What you need to do:
Where the string "with" occurs in the material below, report the whole line.

_ _ _

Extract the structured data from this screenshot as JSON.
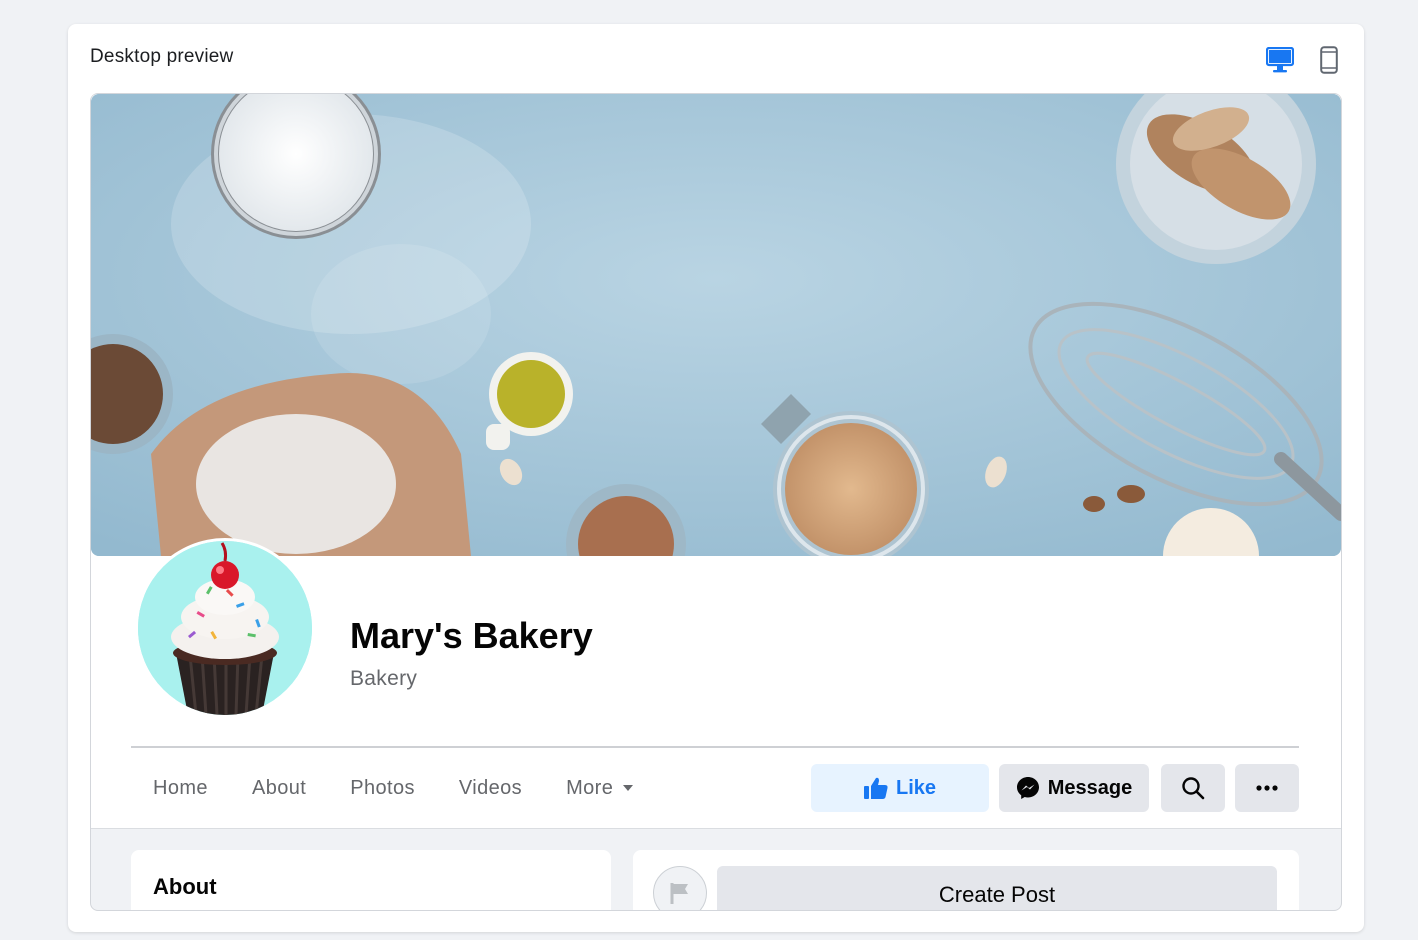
{
  "preview": {
    "title": "Desktop preview",
    "devices": [
      {
        "name": "desktop",
        "icon": "desktop-icon",
        "selected": true
      },
      {
        "name": "mobile",
        "icon": "mobile-phone-icon",
        "selected": false
      }
    ]
  },
  "page": {
    "name": "Mary's Bakery",
    "category": "Bakery",
    "cover_image": "baking-ingredients-cover-photo",
    "profile_image": "cupcake-profile-photo"
  },
  "nav": {
    "tabs": [
      {
        "label": "Home"
      },
      {
        "label": "About"
      },
      {
        "label": "Photos"
      },
      {
        "label": "Videos"
      },
      {
        "label": "More"
      }
    ]
  },
  "actions": {
    "like_label": "Like",
    "message_label": "Message",
    "search_icon": "search-icon",
    "more_icon": "ellipsis-icon"
  },
  "sections": {
    "about_title": "About",
    "create_post_label": "Create Post"
  },
  "colors": {
    "accent": "#1877f2",
    "like_bg": "#e7f3ff",
    "button_bg": "#e4e6eb"
  }
}
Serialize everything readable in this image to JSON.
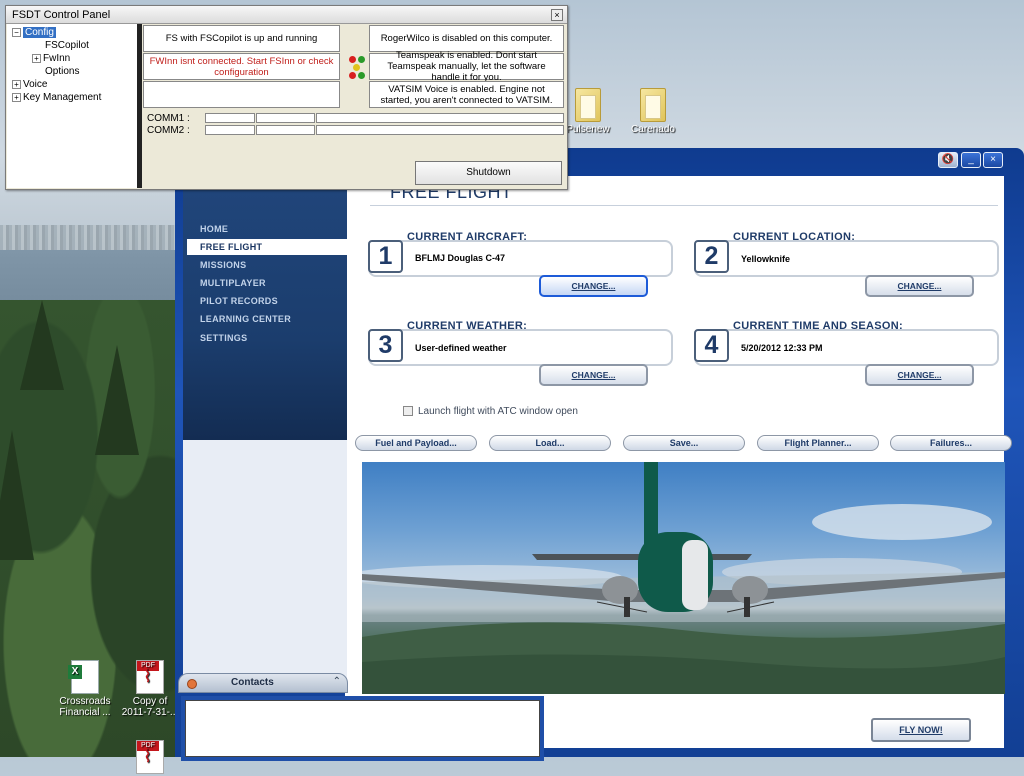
{
  "desktop": {
    "icons": [
      {
        "label": "Pulsenew",
        "type": "folder"
      },
      {
        "label": "Carenado",
        "type": "folder"
      },
      {
        "label": "Crossroads Financial ...",
        "type": "excel"
      },
      {
        "label": "Copy of 2011-7-31-...",
        "type": "pdf"
      }
    ]
  },
  "fsdt": {
    "title": "FSDT Control Panel",
    "close_glyph": "×",
    "tree": {
      "config": "Config",
      "fscopilot": "FSCopilot",
      "fwinn": "FwInn",
      "options": "Options",
      "voice": "Voice",
      "key_management": "Key Management"
    },
    "status": {
      "fs": "FS with FSCopilot is up and running",
      "rogerwilco": "RogerWilco is disabled on this computer.",
      "fwinn": "FWInn isnt connected. Start FSInn or check configuration",
      "teamspeak": "Teamspeak is enabled. Dont start Teamspeak manually, let the software handle it for you.",
      "vatsim": "VATSIM Voice is enabled. Engine not started, you aren't connected to VATSIM."
    },
    "comm1_label": "COMM1 :",
    "comm2_label": "COMM2 :",
    "shutdown": "Shutdown",
    "status_colors": {
      "red": "#d81f1f",
      "green": "#2a9a2a",
      "yellow": "#e0c31c"
    }
  },
  "fsx": {
    "nav": {
      "home": "HOME",
      "free_flight": "FREE FLIGHT",
      "missions": "MISSIONS",
      "multiplayer": "MULTIPLAYER",
      "pilot_records": "PILOT RECORDS",
      "learning_center": "LEARNING CENTER",
      "settings": "SETTINGS"
    },
    "window_controls": {
      "sound": "🔇",
      "minimize": "_",
      "close": "×"
    },
    "page_title": "FREE FLIGHT",
    "cards": {
      "aircraft": {
        "num": "1",
        "heading": "CURRENT AIRCRAFT:",
        "value": "BFLMJ Douglas C-47",
        "change": "CHANGE..."
      },
      "location": {
        "num": "2",
        "heading": "CURRENT LOCATION:",
        "value": "Yellowknife",
        "change": "CHANGE..."
      },
      "weather": {
        "num": "3",
        "heading": "CURRENT WEATHER:",
        "value": "User-defined weather",
        "change": "CHANGE..."
      },
      "time": {
        "num": "4",
        "heading": "CURRENT TIME AND SEASON:",
        "value": "5/20/2012 12:33 PM",
        "change": "CHANGE..."
      }
    },
    "atc_checkbox": "Launch flight with ATC window open",
    "actions": {
      "fuel": "Fuel and Payload...",
      "load": "Load...",
      "save": "Save...",
      "planner": "Flight Planner...",
      "failures": "Failures..."
    },
    "fly_now": "FLY NOW!"
  },
  "contacts": {
    "label": "Contacts",
    "collapse_glyph": "⌃"
  }
}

_ _ _

Answer to the problem:
      "fs": "FS with FSCopilot is up and running",
    "atc_checkbox": "Launch flight with ATC window open",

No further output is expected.